• **GIVEN INFORMATION**:
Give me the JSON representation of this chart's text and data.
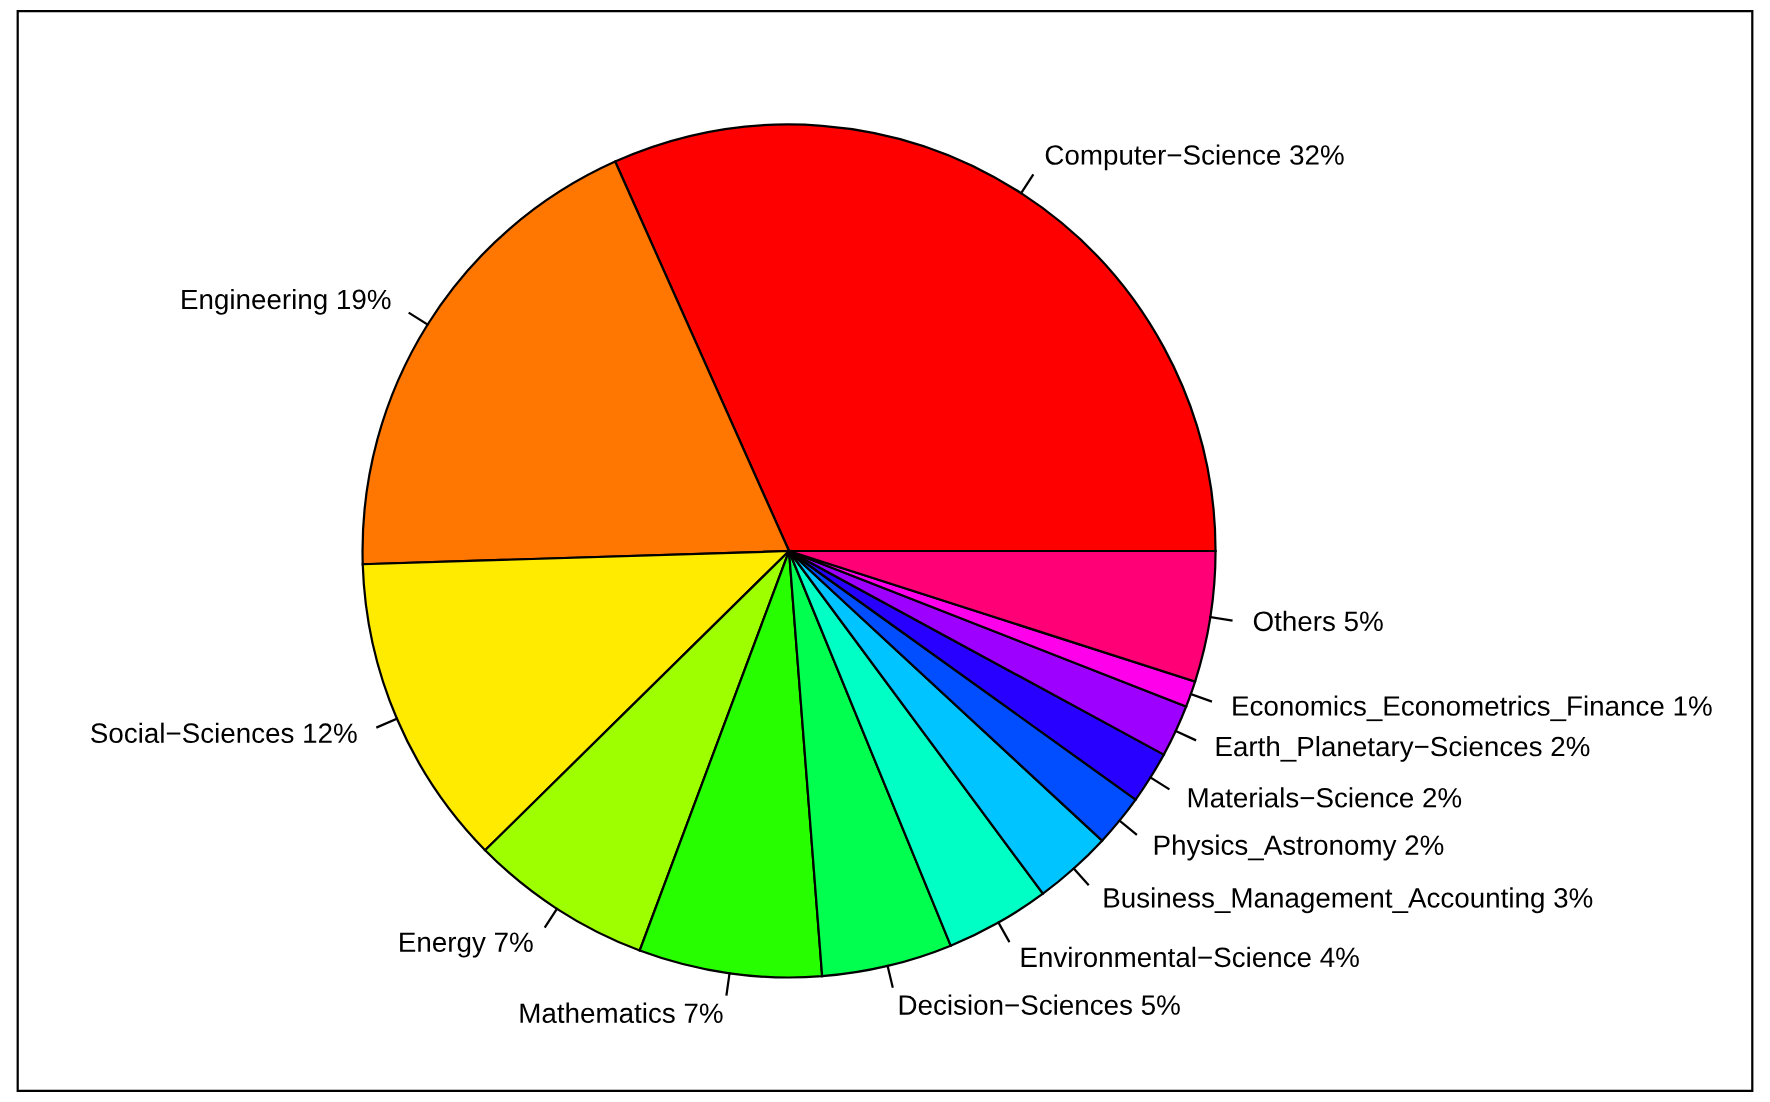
{
  "chart_data": {
    "type": "pie",
    "categories": [
      "Computer−Science",
      "Engineering",
      "Social−Sciences",
      "Energy",
      "Mathematics",
      "Decision−Sciences",
      "Environmental−Science",
      "Business_Management_Accounting",
      "Physics_Astronomy",
      "Materials−Science",
      "Earth_Planetary−Sciences",
      "Economics_Econometrics_Finance",
      "Others"
    ],
    "values": [
      32,
      19,
      12,
      7,
      7,
      5,
      4,
      3,
      2,
      2,
      2,
      1,
      5
    ],
    "value_labels": [
      "32%",
      "19%",
      "12%",
      "7%",
      "7%",
      "5%",
      "4%",
      "3%",
      "2%",
      "2%",
      "2%",
      "1%",
      "5%"
    ],
    "colors": [
      "#ff0000",
      "#ff7600",
      "#ffeb00",
      "#9dff00",
      "#27ff00",
      "#00ff4e",
      "#00ffc4",
      "#00c4ff",
      "#004eff",
      "#2700ff",
      "#9d00ff",
      "#ff00eb",
      "#ff0076"
    ]
  }
}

• **YOUR INSTRUCTIONS**: Copy out every line from the data above that has "Sciences" in it.

• **EXERCISE OUTPUT**:
      "Social−Sciences",
      "Decision−Sciences",
      "Earth_Planetary−Sciences",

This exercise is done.